----- DATA PROVIDED -----

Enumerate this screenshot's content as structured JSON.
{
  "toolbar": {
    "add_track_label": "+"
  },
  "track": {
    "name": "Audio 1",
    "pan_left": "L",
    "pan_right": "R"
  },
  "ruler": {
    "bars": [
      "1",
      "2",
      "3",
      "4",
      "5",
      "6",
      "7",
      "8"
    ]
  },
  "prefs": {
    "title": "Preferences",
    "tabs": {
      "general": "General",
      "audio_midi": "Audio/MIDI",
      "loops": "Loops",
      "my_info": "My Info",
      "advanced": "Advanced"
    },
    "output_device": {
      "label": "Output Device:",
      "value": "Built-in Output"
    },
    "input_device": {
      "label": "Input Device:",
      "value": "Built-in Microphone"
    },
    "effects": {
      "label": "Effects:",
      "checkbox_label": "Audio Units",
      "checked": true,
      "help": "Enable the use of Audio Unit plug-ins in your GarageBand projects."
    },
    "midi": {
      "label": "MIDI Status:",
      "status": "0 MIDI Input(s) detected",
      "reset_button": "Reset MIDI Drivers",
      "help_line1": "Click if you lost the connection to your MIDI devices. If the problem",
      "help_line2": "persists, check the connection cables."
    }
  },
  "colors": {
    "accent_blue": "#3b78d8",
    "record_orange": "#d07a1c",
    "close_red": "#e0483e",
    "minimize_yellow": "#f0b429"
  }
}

-----
----- DATA PROVIDED -----

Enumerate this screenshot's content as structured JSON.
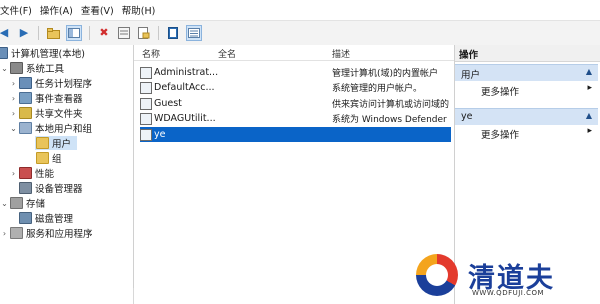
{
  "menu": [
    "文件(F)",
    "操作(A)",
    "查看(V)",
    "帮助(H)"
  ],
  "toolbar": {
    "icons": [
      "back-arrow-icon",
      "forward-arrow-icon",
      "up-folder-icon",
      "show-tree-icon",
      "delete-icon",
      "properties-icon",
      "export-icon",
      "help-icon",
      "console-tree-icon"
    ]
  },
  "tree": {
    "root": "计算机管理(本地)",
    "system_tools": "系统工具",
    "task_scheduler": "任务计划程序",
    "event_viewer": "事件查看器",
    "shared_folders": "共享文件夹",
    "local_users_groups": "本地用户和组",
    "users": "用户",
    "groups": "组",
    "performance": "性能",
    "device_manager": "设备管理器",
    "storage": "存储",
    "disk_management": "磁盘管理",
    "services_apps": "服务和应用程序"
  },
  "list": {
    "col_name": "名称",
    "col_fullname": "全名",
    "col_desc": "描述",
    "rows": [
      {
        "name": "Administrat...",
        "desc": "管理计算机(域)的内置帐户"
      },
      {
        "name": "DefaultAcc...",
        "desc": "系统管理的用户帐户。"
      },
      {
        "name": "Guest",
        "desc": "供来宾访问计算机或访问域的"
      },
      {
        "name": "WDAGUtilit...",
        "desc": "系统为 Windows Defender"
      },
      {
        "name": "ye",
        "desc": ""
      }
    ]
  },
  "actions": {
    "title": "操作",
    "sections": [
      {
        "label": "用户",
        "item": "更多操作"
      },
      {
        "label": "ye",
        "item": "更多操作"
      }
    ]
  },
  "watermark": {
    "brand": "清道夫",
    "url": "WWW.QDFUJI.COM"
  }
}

-----

== AIM ==
Report only the number of lines in the listing that contain the word "connection".

== TASK RESULT ==
2